Work instructions:
Would you repeat the lines from the one with "Serialize everything readable" through the final line, both included, and nothing else? No pictures belong in the copy.

Data listing:
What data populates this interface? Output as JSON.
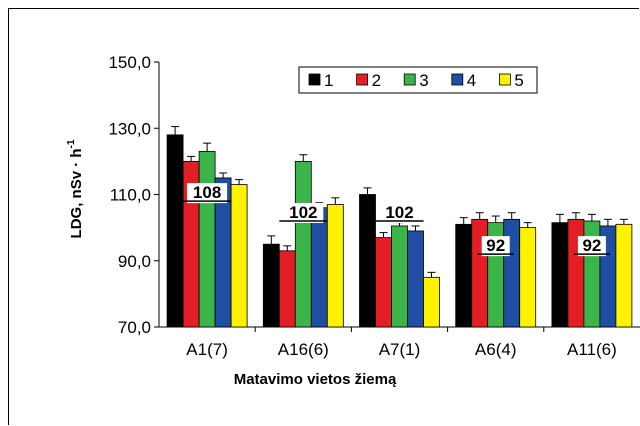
{
  "chart_data": {
    "type": "bar",
    "title": "",
    "xlabel": "Matavimo vietos žiemą",
    "ylabel_main": "LDG, nSv · h",
    "ylabel_sup": "-1",
    "ylim": [
      70,
      150
    ],
    "yticks": [
      70,
      90,
      110,
      130,
      150
    ],
    "ytick_labels": [
      "70,0",
      "90,0",
      "110,0",
      "130,0",
      "150,0"
    ],
    "grid": false,
    "legend_position": "top-right",
    "categories": [
      "A1(7)",
      "A16(6)",
      "A7(1)",
      "A6(4)",
      "A11(6)"
    ],
    "series": [
      {
        "name": "1",
        "color": "#000000",
        "values": [
          128,
          95,
          110,
          101,
          101.5
        ],
        "errors": [
          2.5,
          2.5,
          2,
          2,
          2.5
        ]
      },
      {
        "name": "2",
        "color": "#e31e24",
        "values": [
          120,
          93,
          97,
          102.5,
          102.5
        ],
        "errors": [
          1.5,
          1.5,
          1.5,
          2,
          2
        ]
      },
      {
        "name": "3",
        "color": "#3bb54a",
        "values": [
          123,
          120,
          100.5,
          101.5,
          102
        ],
        "errors": [
          2.5,
          2,
          1,
          2,
          2
        ]
      },
      {
        "name": "4",
        "color": "#1f4ea3",
        "values": [
          115,
          106,
          99,
          102.5,
          100.5
        ],
        "errors": [
          1.5,
          1.5,
          1.5,
          2,
          2
        ]
      },
      {
        "name": "5",
        "color": "#fff200",
        "values": [
          113,
          107,
          85,
          100,
          101
        ],
        "errors": [
          1.5,
          2,
          1.5,
          1.5,
          1.5
        ]
      }
    ],
    "annotations": [
      {
        "text": "108",
        "category": "A1(7)",
        "y": 108
      },
      {
        "text": "102",
        "category": "A16(6)",
        "y": 102
      },
      {
        "text": "102",
        "category": "A7(1)",
        "y": 102
      },
      {
        "text": "92",
        "category": "A6(4)",
        "y": 92
      },
      {
        "text": "92",
        "category": "A11(6)",
        "y": 92
      }
    ]
  }
}
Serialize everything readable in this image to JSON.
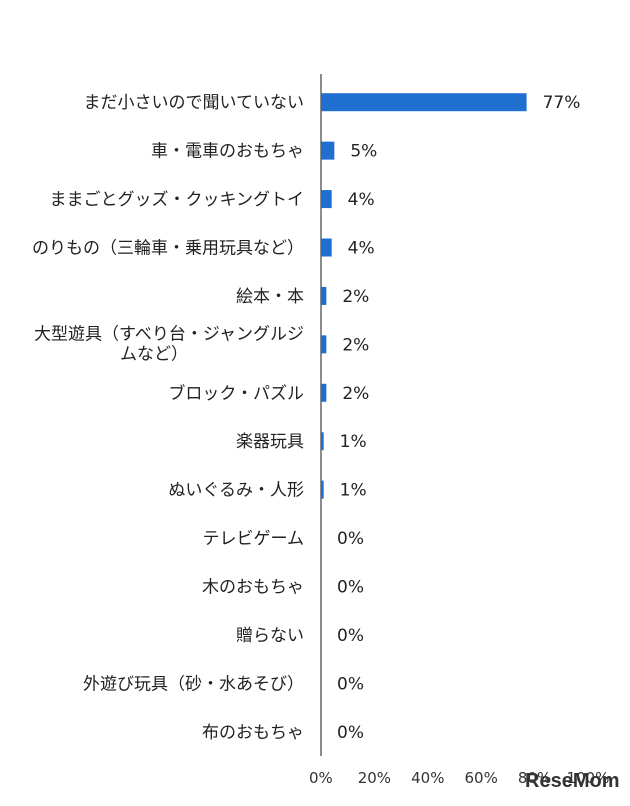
{
  "chart_data": {
    "type": "bar",
    "orientation": "horizontal",
    "categories": [
      "まだ小さいので聞いていない",
      "車・電車のおもちゃ",
      "ままごとグッズ・クッキングトイ",
      "のりもの（三輪車・乗用玩具など）",
      "絵本・本",
      "大型遊具（すべり台・ジャングルジムなど）",
      "ブロック・パズル",
      "楽器玩具",
      "ぬいぐるみ・人形",
      "テレビゲーム",
      "木のおもちゃ",
      "贈らない",
      "外遊び玩具（砂・水あそび）",
      "布のおもちゃ"
    ],
    "values": [
      77,
      5,
      4,
      4,
      2,
      2,
      2,
      1,
      1,
      0,
      0,
      0,
      0,
      0
    ],
    "value_labels": [
      "77%",
      "5%",
      "4%",
      "4%",
      "2%",
      "2%",
      "2%",
      "1%",
      "1%",
      "0%",
      "0%",
      "0%",
      "0%",
      "0%"
    ],
    "xlim": [
      0,
      100
    ],
    "x_ticks": [
      "0%",
      "20%",
      "40%",
      "60%",
      "80%",
      "100%"
    ],
    "bar_color": "#1f6fd1",
    "grid": false
  },
  "watermark": "ReseMom"
}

Response to the task:
Serialize everything readable in this image to JSON.
{
  "chart_data": {
    "type": "bar",
    "orientation": "horizontal",
    "categories": [
      "まだ小さいので聞いていない",
      "車・電車のおもちゃ",
      "ままごとグッズ・クッキングトイ",
      "のりもの（三輪車・乗用玩具など）",
      "絵本・本",
      "大型遊具（すべり台・ジャングルジムなど）",
      "ブロック・パズル",
      "楽器玩具",
      "ぬいぐるみ・人形",
      "テレビゲーム",
      "木のおもちゃ",
      "贈らない",
      "外遊び玩具（砂・水あそび）",
      "布のおもちゃ"
    ],
    "values": [
      77,
      5,
      4,
      4,
      2,
      2,
      2,
      1,
      1,
      0,
      0,
      0,
      0,
      0
    ],
    "value_labels": [
      "77%",
      "5%",
      "4%",
      "4%",
      "2%",
      "2%",
      "2%",
      "1%",
      "1%",
      "0%",
      "0%",
      "0%",
      "0%",
      "0%"
    ],
    "xlim": [
      0,
      100
    ],
    "x_ticks": [
      "0%",
      "20%",
      "40%",
      "60%",
      "80%",
      "100%"
    ],
    "bar_color": "#1f6fd1",
    "grid": false
  },
  "watermark": "ReseMom"
}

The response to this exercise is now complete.